[Stored items]
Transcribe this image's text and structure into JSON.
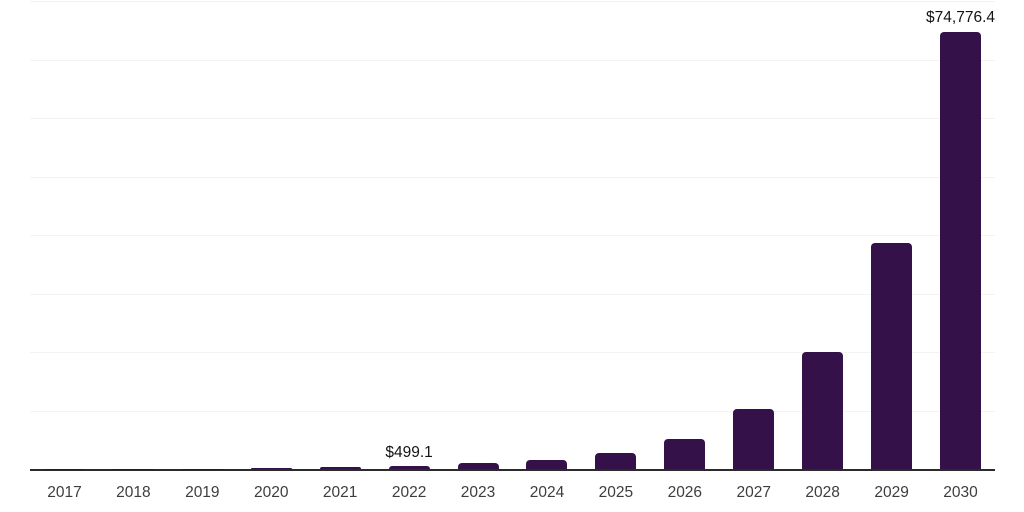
{
  "chart_data": {
    "type": "bar",
    "title": "",
    "xlabel": "",
    "ylabel": "",
    "categories": [
      "2017",
      "2018",
      "2019",
      "2020",
      "2021",
      "2022",
      "2023",
      "2024",
      "2025",
      "2026",
      "2027",
      "2028",
      "2029",
      "2030"
    ],
    "values": [
      20,
      40,
      75,
      140,
      265,
      499.1,
      950,
      1500,
      2700,
      5200,
      10200,
      20000,
      38600,
      74776.4
    ],
    "annotations": [
      {
        "category": "2022",
        "text": "$499.1"
      },
      {
        "category": "2030",
        "text": "$74,776.4"
      }
    ],
    "ylim": [
      0,
      80000
    ],
    "gridline_interval": 10000,
    "grid": true,
    "legend": false,
    "x_tick_labels_visible": true,
    "y_tick_labels_visible": false
  },
  "colors": {
    "bar": "#351149",
    "axis_line": "#2b2b2b",
    "gridline": "#f3f3f3",
    "value_label": "#141414",
    "year_label": "#3d3d3d",
    "background": "#ffffff"
  }
}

## What you have to do
Transcribe the records word for word and include no pictures.

## Output for this exercise
Transcribe this image's text and structure into JSON.
{
  "chart_data": {
    "type": "bar",
    "title": "",
    "xlabel": "",
    "ylabel": "",
    "categories": [
      "2017",
      "2018",
      "2019",
      "2020",
      "2021",
      "2022",
      "2023",
      "2024",
      "2025",
      "2026",
      "2027",
      "2028",
      "2029",
      "2030"
    ],
    "values": [
      20,
      40,
      75,
      140,
      265,
      499.1,
      950,
      1500,
      2700,
      5200,
      10200,
      20000,
      38600,
      74776.4
    ],
    "annotations": [
      {
        "category": "2022",
        "text": "$499.1"
      },
      {
        "category": "2030",
        "text": "$74,776.4"
      }
    ],
    "ylim": [
      0,
      80000
    ],
    "gridline_interval": 10000,
    "grid": true,
    "legend": false,
    "x_tick_labels_visible": true,
    "y_tick_labels_visible": false
  },
  "colors": {
    "bar": "#351149",
    "axis_line": "#2b2b2b",
    "gridline": "#f3f3f3",
    "value_label": "#141414",
    "year_label": "#3d3d3d",
    "background": "#ffffff"
  }
}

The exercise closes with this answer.